**TASK DIRECTIONS**
Keep the pictures out of the copy and repeat the records exactly.

(Collected data entries)
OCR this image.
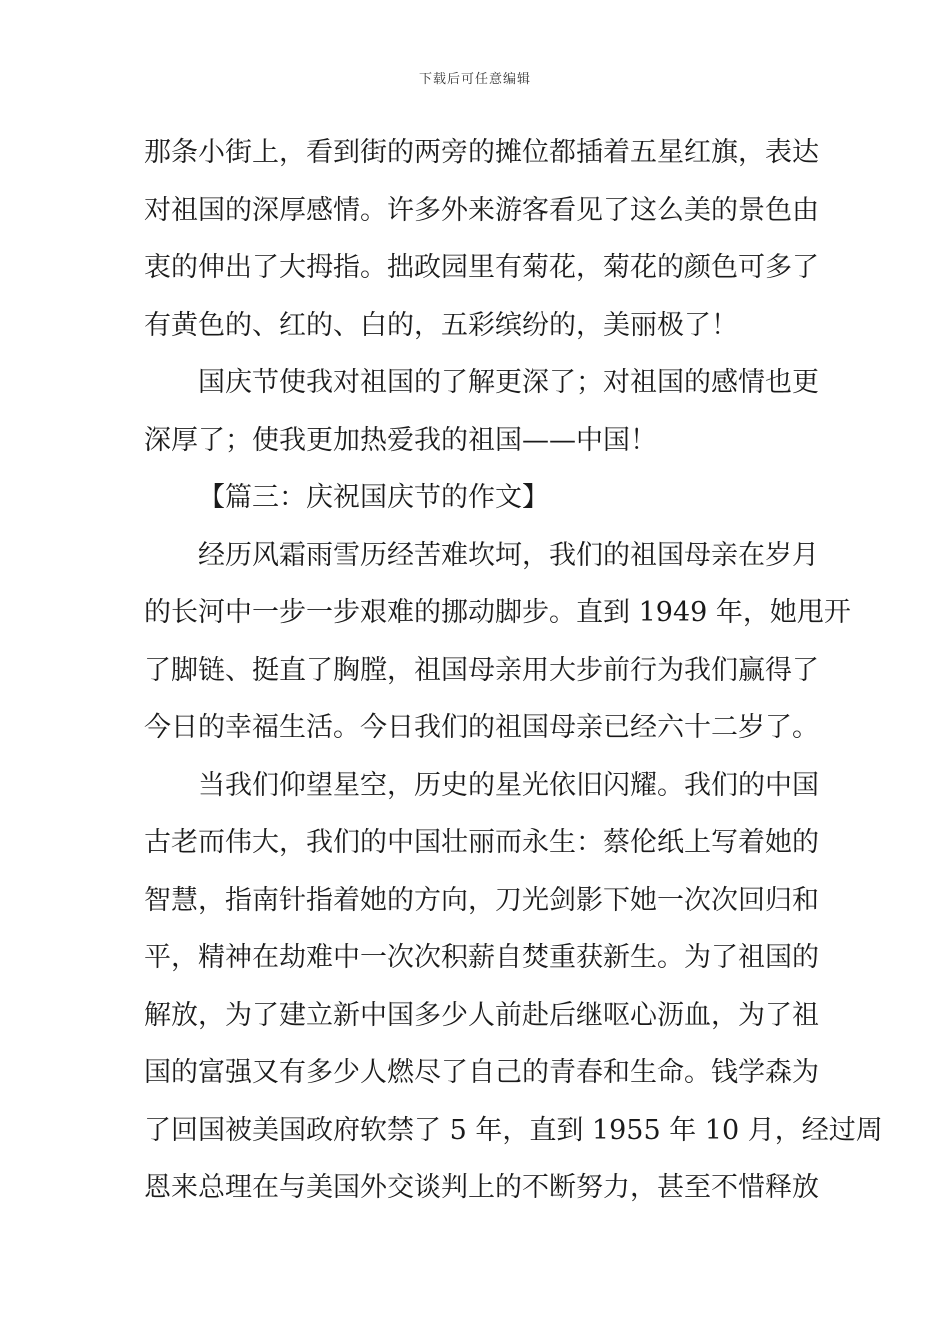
下载后可任意编辑
那条小街上，看到街的两旁的摊位都插着五星红旗，表达
对祖国的深厚感情。许多外来游客看见了这么美的景色由
衷的伸出了大拇指。拙政园里有菊花，菊花的颜色可多了
有黄色的、红的、白的，五彩缤纷的，美丽极了！
国庆节使我对祖国的了解更深了；对祖国的感情也更
深厚了；使我更加热爱我的祖国——中国！
【篇三：庆祝国庆节的作文】
经历风霜雨雪历经苦难坎坷，我们的祖国母亲在岁月
的长河中一步一步艰难的挪动脚步。直到 1949 年，她甩开
了脚链、挺直了胸膛，祖国母亲用大步前行为我们赢得了
今日的幸福生活。今日我们的祖国母亲已经六十二岁了。
当我们仰望星空，历史的星光依旧闪耀。我们的中国
古老而伟大，我们的中国壮丽而永生：蔡伦纸上写着她的
智慧，指南针指着她的方向，刀光剑影下她一次次回归和
平，精神在劫难中一次次积薪自焚重获新生。为了祖国的
解放，为了建立新中国多少人前赴后继呕心沥血，为了祖
国的富强又有多少人燃尽了自己的青春和生命。钱学森为
了回国被美国政府软禁了 5 年，直到 1955 年 10 月，经过周
恩来总理在与美国外交谈判上的不断努力，甚至不惜释放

**SOLVED EXERCISE**
OCR this image.
下载后可任意编辑
那条小街上，看到街的两旁的摊位都插着五星红旗，表达
对祖国的深厚感情。许多外来游客看见了这么美的景色由
衷的伸出了大拇指。拙政园里有菊花，菊花的颜色可多了
有黄色的、红的、白的，五彩缤纷的，美丽极了！
国庆节使我对祖国的了解更深了；对祖国的感情也更
深厚了；使我更加热爱我的祖国——中国！
【篇三：庆祝国庆节的作文】
经历风霜雨雪历经苦难坎坷，我们的祖国母亲在岁月
的长河中一步一步艰难的挪动脚步。直到 1949 年，她甩开
了脚链、挺直了胸膛，祖国母亲用大步前行为我们赢得了
今日的幸福生活。今日我们的祖国母亲已经六十二岁了。
当我们仰望星空，历史的星光依旧闪耀。我们的中国
古老而伟大，我们的中国壮丽而永生：蔡伦纸上写着她的
智慧，指南针指着她的方向，刀光剑影下她一次次回归和
平，精神在劫难中一次次积薪自焚重获新生。为了祖国的
解放，为了建立新中国多少人前赴后继呕心沥血，为了祖
国的富强又有多少人燃尽了自己的青春和生命。钱学森为
了回国被美国政府软禁了 5 年，直到 1955 年 10 月，经过周
恩来总理在与美国外交谈判上的不断努力，甚至不惜释放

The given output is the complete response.